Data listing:
# # # # #
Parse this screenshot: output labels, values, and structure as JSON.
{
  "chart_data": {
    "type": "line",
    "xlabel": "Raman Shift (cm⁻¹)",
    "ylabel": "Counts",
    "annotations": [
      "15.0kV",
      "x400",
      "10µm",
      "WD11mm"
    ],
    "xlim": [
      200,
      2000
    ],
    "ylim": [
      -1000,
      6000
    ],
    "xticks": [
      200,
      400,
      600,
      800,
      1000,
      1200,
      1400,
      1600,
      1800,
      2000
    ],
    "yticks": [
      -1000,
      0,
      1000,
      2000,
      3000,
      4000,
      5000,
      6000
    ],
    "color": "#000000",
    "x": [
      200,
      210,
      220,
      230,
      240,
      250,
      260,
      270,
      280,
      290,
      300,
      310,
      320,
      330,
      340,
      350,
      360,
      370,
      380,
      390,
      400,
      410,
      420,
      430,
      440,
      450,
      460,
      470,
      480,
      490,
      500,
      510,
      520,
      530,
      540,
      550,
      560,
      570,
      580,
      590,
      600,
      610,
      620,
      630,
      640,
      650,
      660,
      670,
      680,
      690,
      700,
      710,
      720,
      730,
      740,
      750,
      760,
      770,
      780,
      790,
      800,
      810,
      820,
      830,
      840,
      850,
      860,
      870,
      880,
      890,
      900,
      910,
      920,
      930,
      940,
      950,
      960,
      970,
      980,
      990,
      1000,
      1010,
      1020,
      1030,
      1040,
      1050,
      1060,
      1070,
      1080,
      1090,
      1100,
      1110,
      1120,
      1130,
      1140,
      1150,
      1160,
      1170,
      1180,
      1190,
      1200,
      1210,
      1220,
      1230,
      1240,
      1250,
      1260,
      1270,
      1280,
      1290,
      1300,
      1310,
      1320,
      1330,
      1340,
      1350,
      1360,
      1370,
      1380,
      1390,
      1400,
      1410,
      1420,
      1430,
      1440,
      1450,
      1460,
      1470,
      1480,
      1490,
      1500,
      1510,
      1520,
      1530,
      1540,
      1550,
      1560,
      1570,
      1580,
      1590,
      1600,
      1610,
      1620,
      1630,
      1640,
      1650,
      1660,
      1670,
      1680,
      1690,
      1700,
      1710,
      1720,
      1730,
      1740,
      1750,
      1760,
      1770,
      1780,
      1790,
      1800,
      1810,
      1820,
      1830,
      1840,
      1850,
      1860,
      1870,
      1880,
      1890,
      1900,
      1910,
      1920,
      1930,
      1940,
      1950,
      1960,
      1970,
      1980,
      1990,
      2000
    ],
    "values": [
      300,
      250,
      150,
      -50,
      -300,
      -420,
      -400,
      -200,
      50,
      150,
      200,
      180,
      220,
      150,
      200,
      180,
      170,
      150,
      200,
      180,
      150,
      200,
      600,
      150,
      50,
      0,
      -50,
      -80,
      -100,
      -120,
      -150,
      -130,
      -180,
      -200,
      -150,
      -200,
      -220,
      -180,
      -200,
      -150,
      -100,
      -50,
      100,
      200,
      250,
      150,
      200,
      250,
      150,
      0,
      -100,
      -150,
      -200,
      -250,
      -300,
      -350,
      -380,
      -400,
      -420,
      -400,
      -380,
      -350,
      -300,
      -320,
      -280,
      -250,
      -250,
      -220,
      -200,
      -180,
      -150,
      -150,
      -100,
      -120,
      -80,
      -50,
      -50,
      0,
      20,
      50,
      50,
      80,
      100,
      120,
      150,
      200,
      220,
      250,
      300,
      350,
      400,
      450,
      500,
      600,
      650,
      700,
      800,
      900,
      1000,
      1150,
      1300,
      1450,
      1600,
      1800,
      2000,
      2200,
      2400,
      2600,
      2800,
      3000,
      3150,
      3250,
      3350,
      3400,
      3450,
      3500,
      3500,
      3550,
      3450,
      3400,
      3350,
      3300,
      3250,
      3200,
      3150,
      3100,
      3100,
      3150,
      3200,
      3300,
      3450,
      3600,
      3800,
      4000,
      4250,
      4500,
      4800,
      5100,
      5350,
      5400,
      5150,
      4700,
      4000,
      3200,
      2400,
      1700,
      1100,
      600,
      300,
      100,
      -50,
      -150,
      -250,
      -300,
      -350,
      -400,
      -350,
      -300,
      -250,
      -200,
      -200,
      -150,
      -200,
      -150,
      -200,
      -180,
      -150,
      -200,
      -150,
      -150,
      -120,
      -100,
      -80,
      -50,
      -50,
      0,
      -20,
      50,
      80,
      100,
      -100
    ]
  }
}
# # # # #
> **Task to carry out**:
Write down the number of lines where the word "values" appears, and nothing further.

> **Answer in full**:
2